> Short task: Collect all lines from the listing that include the string "Component".

> Provided records:
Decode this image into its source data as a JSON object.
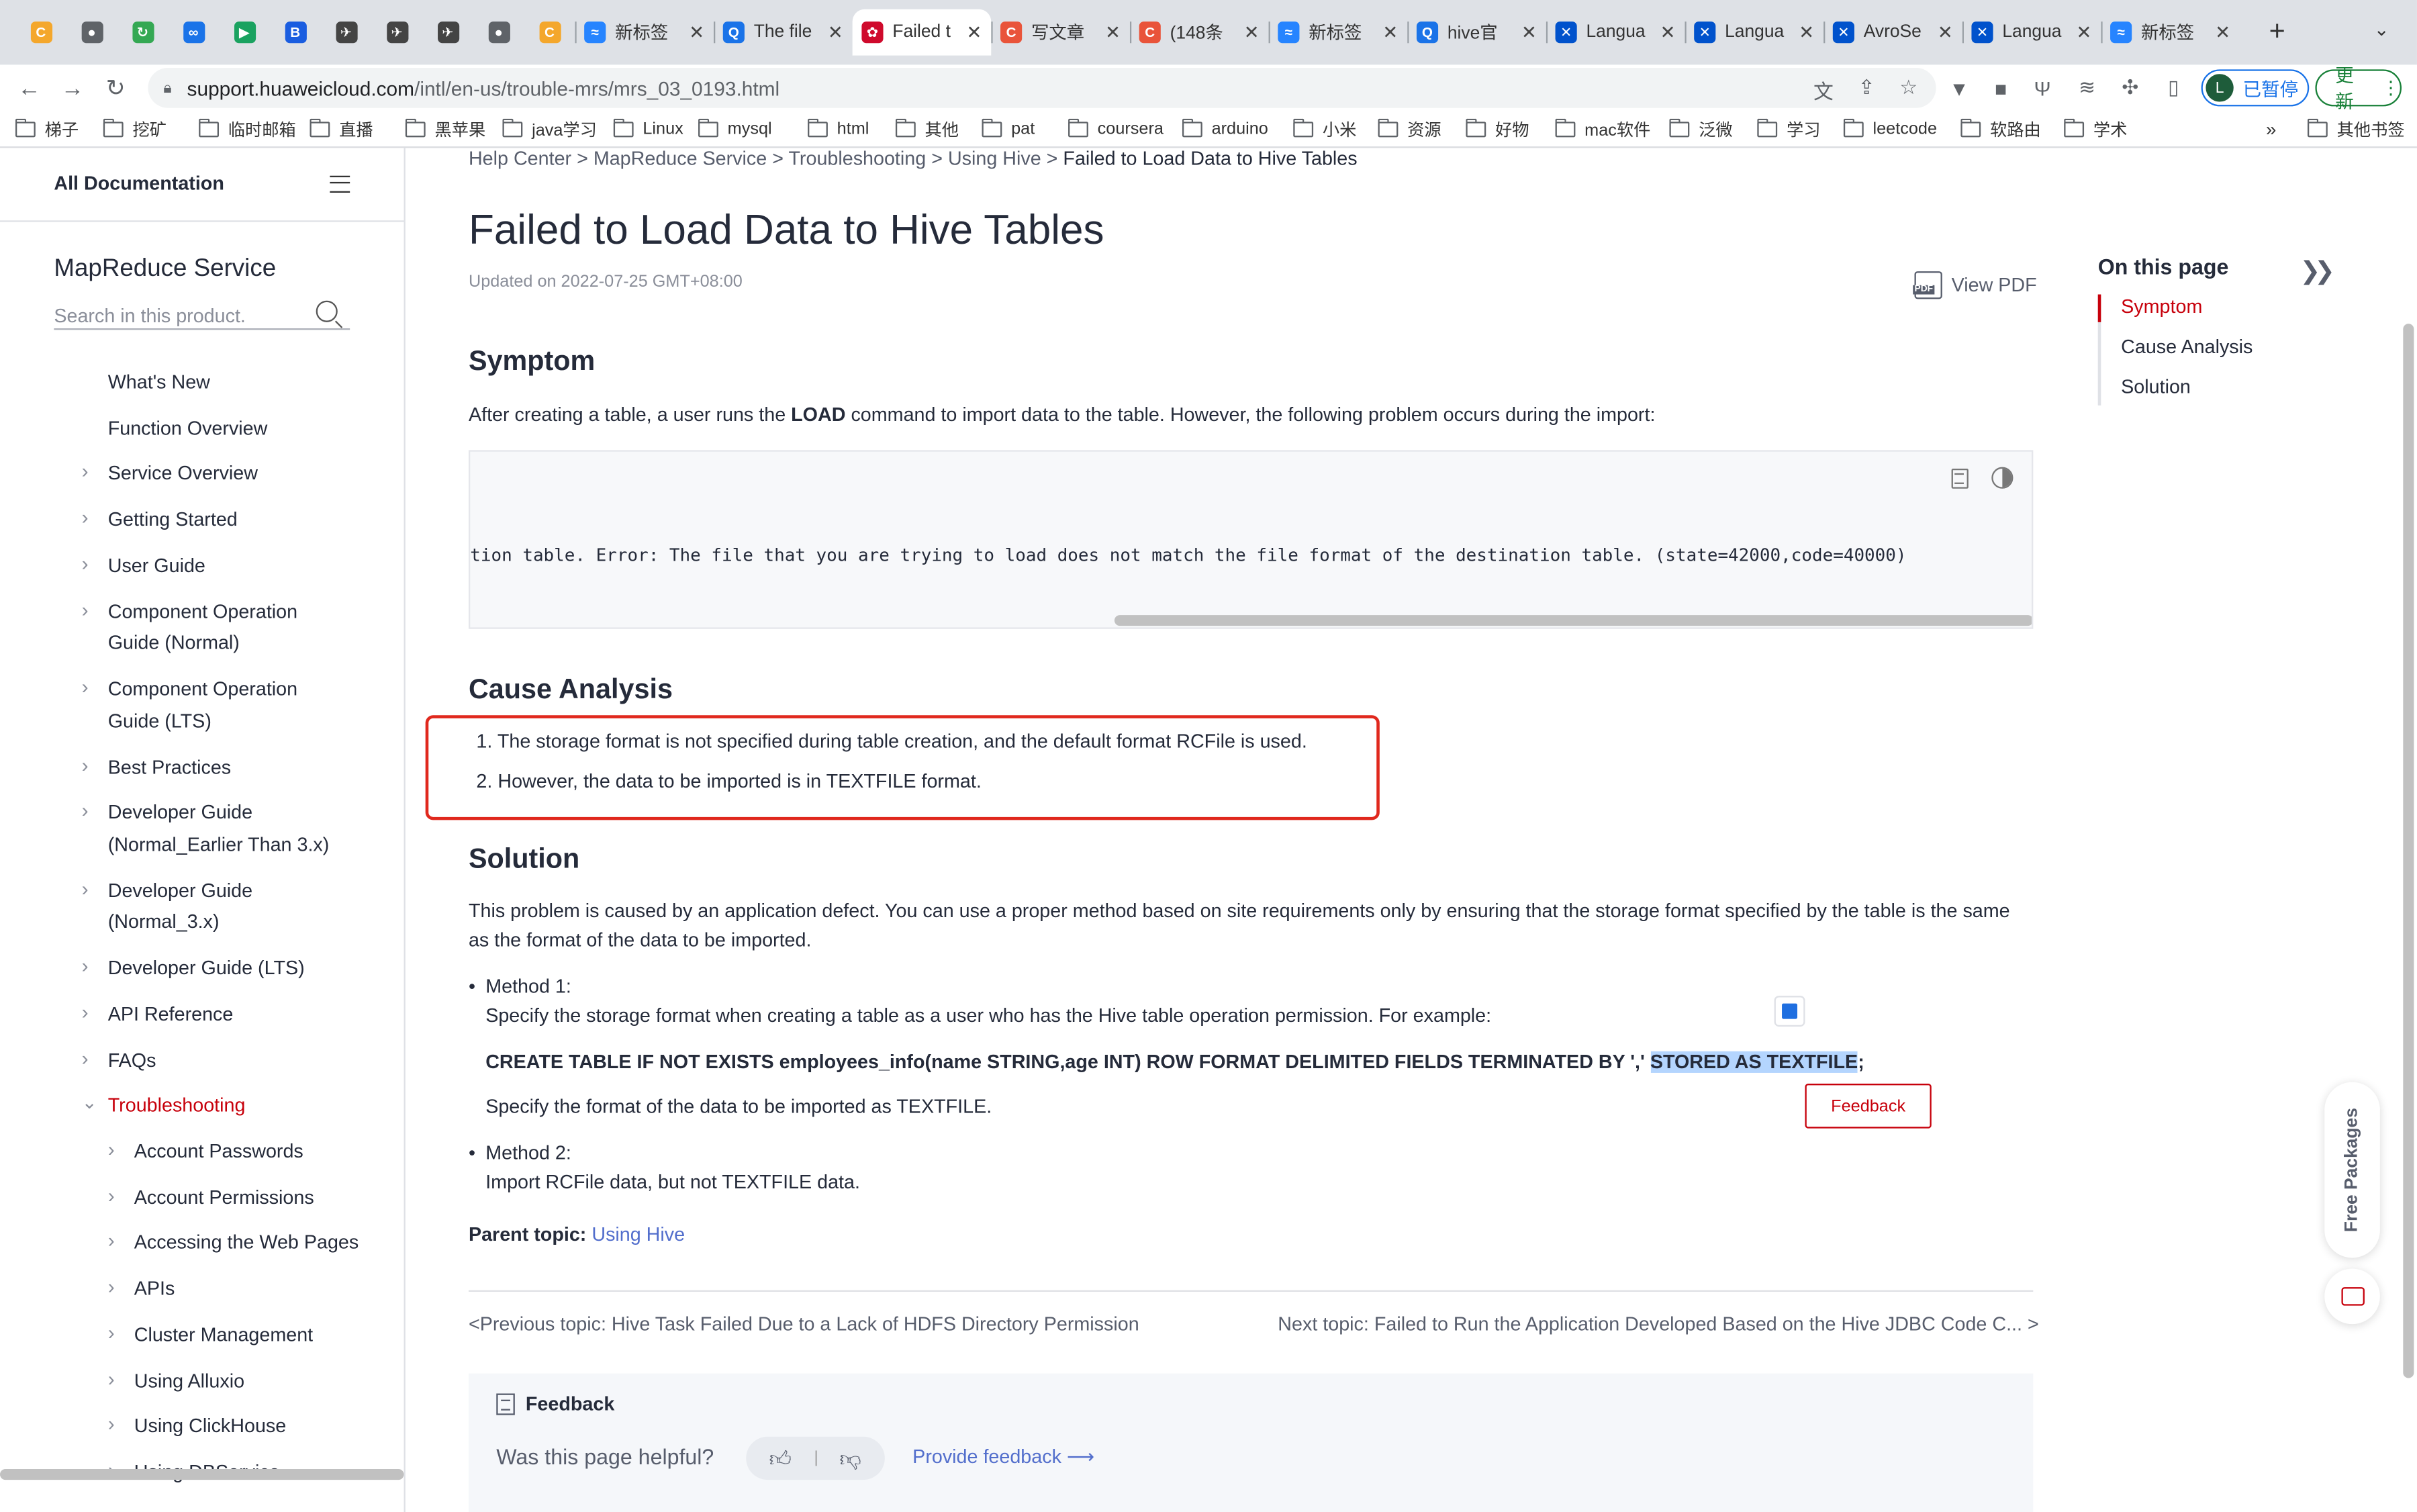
{
  "browser": {
    "tabs": [
      {
        "kind": "pinned",
        "icon": "csdn-c-icon",
        "color": "#f4a72c",
        "glyph": "C",
        "title": ""
      },
      {
        "kind": "pinned",
        "icon": "globe-icon",
        "color": "#5f6368",
        "glyph": "●",
        "title": ""
      },
      {
        "kind": "pinned",
        "icon": "recycle-icon",
        "color": "#34a853",
        "glyph": "↻",
        "title": ""
      },
      {
        "kind": "pinned",
        "icon": "link-icon",
        "color": "#1a73e8",
        "glyph": "∞",
        "title": ""
      },
      {
        "kind": "pinned",
        "icon": "play-icon",
        "color": "#1aa260",
        "glyph": "▶",
        "title": ""
      },
      {
        "kind": "pinned",
        "icon": "translate-icon",
        "color": "#1a5de0",
        "glyph": "B",
        "title": ""
      },
      {
        "kind": "pinned",
        "icon": "paper-plane-icon",
        "color": "#444",
        "glyph": "✈",
        "title": ""
      },
      {
        "kind": "pinned",
        "icon": "paper-plane-icon",
        "color": "#444",
        "glyph": "✈",
        "title": ""
      },
      {
        "kind": "pinned",
        "icon": "paper-plane-icon",
        "color": "#444",
        "glyph": "✈",
        "title": ""
      },
      {
        "kind": "pinned",
        "icon": "globe-icon",
        "color": "#5f6368",
        "glyph": "●",
        "title": ""
      },
      {
        "kind": "pinned",
        "icon": "csdn-c-icon",
        "color": "#f4a72c",
        "glyph": "C",
        "title": ""
      },
      {
        "kind": "normal",
        "icon": "confluence-icon",
        "color": "#2684ff",
        "glyph": "≈",
        "title": "新标签"
      },
      {
        "kind": "normal",
        "icon": "search-icon",
        "color": "#1a73e8",
        "glyph": "Q",
        "title": "The file"
      },
      {
        "kind": "active",
        "icon": "huawei-icon",
        "color": "#cf0a2c",
        "glyph": "✿",
        "title": "Failed t"
      },
      {
        "kind": "normal",
        "icon": "csdn-c-icon",
        "color": "#e9543a",
        "glyph": "C",
        "title": "写文章"
      },
      {
        "kind": "normal",
        "icon": "csdn-c-icon",
        "color": "#e9543a",
        "glyph": "C",
        "title": "(148条"
      },
      {
        "kind": "normal",
        "icon": "confluence-icon",
        "color": "#2684ff",
        "glyph": "≈",
        "title": "新标签"
      },
      {
        "kind": "normal",
        "icon": "search-icon",
        "color": "#1a73e8",
        "glyph": "Q",
        "title": "hive官"
      },
      {
        "kind": "normal",
        "icon": "confluence-x-icon",
        "color": "#0052cc",
        "glyph": "✕",
        "title": "Langua"
      },
      {
        "kind": "normal",
        "icon": "confluence-x-icon",
        "color": "#0052cc",
        "glyph": "✕",
        "title": "Langua"
      },
      {
        "kind": "normal",
        "icon": "confluence-x-icon",
        "color": "#0052cc",
        "glyph": "✕",
        "title": "AvroSe"
      },
      {
        "kind": "normal",
        "icon": "confluence-x-icon",
        "color": "#0052cc",
        "glyph": "✕",
        "title": "Langua"
      },
      {
        "kind": "normal",
        "icon": "confluence-icon",
        "color": "#2684ff",
        "glyph": "≈",
        "title": "新标签"
      }
    ],
    "url_host": "support.huaweicloud.com",
    "url_path": "/intl/en-us/trouble-mrs/mrs_03_0193.html",
    "profile_initial": "L",
    "profile_label": "已暂停",
    "update_label": "更新",
    "bookmarks": [
      "梯子",
      "挖矿",
      "临时邮箱",
      "直播",
      "黑苹果",
      "java学习",
      "Linux",
      "mysql",
      "html",
      "其他",
      "pat",
      "coursera",
      "arduino",
      "小米",
      "资源",
      "好物",
      "mac软件",
      "泛微",
      "学习",
      "leetcode",
      "软路由",
      "学术"
    ],
    "other_bookmarks": "其他书签"
  },
  "sidebar": {
    "header": "All Documentation",
    "product": "MapReduce Service",
    "search_placeholder": "Search in this product.",
    "items": [
      {
        "label": "What's New",
        "level": 0,
        "chev": false,
        "lines": 1
      },
      {
        "label": "Function Overview",
        "level": 0,
        "chev": false,
        "lines": 1
      },
      {
        "label": "Service Overview",
        "level": 0,
        "chev": true,
        "lines": 1
      },
      {
        "label": "Getting Started",
        "level": 0,
        "chev": true,
        "lines": 1
      },
      {
        "label": "User Guide",
        "level": 0,
        "chev": true,
        "lines": 1
      },
      {
        "label": "Component Operation\nGuide (Normal)",
        "level": 0,
        "chev": true,
        "lines": 2
      },
      {
        "label": "Component Operation\nGuide (LTS)",
        "level": 0,
        "chev": true,
        "lines": 2
      },
      {
        "label": "Best Practices",
        "level": 0,
        "chev": true,
        "lines": 1
      },
      {
        "label": "Developer Guide\n(Normal_Earlier Than 3.x)",
        "level": 0,
        "chev": true,
        "lines": 2
      },
      {
        "label": "Developer Guide\n(Normal_3.x)",
        "level": 0,
        "chev": true,
        "lines": 2
      },
      {
        "label": "Developer Guide (LTS)",
        "level": 0,
        "chev": true,
        "lines": 1
      },
      {
        "label": "API Reference",
        "level": 0,
        "chev": true,
        "lines": 1
      },
      {
        "label": "FAQs",
        "level": 0,
        "chev": true,
        "lines": 1
      },
      {
        "label": "Troubleshooting",
        "level": 0,
        "chev": true,
        "lines": 1,
        "active": true,
        "open": true
      },
      {
        "label": "Account Passwords",
        "level": 1,
        "chev": true,
        "lines": 1
      },
      {
        "label": "Account Permissions",
        "level": 1,
        "chev": true,
        "lines": 1
      },
      {
        "label": "Accessing the Web Pages",
        "level": 1,
        "chev": true,
        "lines": 1
      },
      {
        "label": "APIs",
        "level": 1,
        "chev": true,
        "lines": 1
      },
      {
        "label": "Cluster Management",
        "level": 1,
        "chev": true,
        "lines": 1
      },
      {
        "label": "Using Alluxio",
        "level": 1,
        "chev": true,
        "lines": 1
      },
      {
        "label": "Using ClickHouse",
        "level": 1,
        "chev": true,
        "lines": 1
      },
      {
        "label": "Using DBService",
        "level": 1,
        "chev": true,
        "lines": 1
      }
    ]
  },
  "content": {
    "breadcrumb": [
      "Help Center",
      "MapReduce Service",
      "Troubleshooting",
      "Using Hive",
      "Failed to Load Data to Hive Tables"
    ],
    "title": "Failed to Load Data to Hive Tables",
    "updated": "Updated on 2022-07-25 GMT+08:00",
    "view_pdf": "View PDF",
    "symptom_heading": "Symptom",
    "symptom_pre": "After creating a table, a user runs the ",
    "symptom_bold": "LOAD",
    "symptom_post": " command to import data to the table. However, the following problem occurs during the import:",
    "code_line": "tion table. Error: The file that you are trying to load does not match the file format of the destination table. (state=42000,code=40000)",
    "cause_heading": "Cause Analysis",
    "cause_items": [
      "1. The storage format is not specified during table creation, and the default format RCFile is used.",
      "2. However, the data to be imported is in TEXTFILE format."
    ],
    "solution_heading": "Solution",
    "solution_para_1": "This problem is caused by an application defect. You can use a proper method based on site requirements only by ensuring that the storage format specified by the table is the same",
    "solution_para_2": "as the format of the data to be imported.",
    "method1_label": "Method 1:",
    "method1_text": "Specify the storage format when creating a table as a user who has the Hive table operation permission. For example:",
    "method1_sql_pre": "CREATE TABLE IF NOT EXISTS employees_info(name STRING,age INT) ROW FORMAT DELIMITED FIELDS TERMINATED BY ',' ",
    "method1_sql_sel": "STORED AS TEXTFILE",
    "method1_sql_post": ";",
    "method1_after": "Specify the format of the data to be imported as TEXTFILE.",
    "feedback_button": "Feedback",
    "method2_label": "Method 2:",
    "method2_text": "Import RCFile data, but not TEXTFILE data.",
    "parent_label": "Parent topic: ",
    "parent_link": "Using Hive",
    "prev_topic": "<Previous topic: Hive Task Failed Due to a Lack of HDFS Directory Permission",
    "next_topic": "Next topic: Failed to Run the Application Developed Based on the Hive JDBC Code C...  >",
    "feedback_title": "Feedback",
    "feedback_question": "Was this page helpful?",
    "provide_feedback": "Provide feedback",
    "provide_arrow": "⟶"
  },
  "toc": {
    "title": "On this page",
    "items": [
      "Symptom",
      "Cause Analysis",
      "Solution"
    ]
  },
  "widgets": {
    "free_packages": "Free Packages"
  }
}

> Solution:
        "label": "Component Operation\nGuide (Normal)",
        "label": "Component Operation\nGuide (LTS)",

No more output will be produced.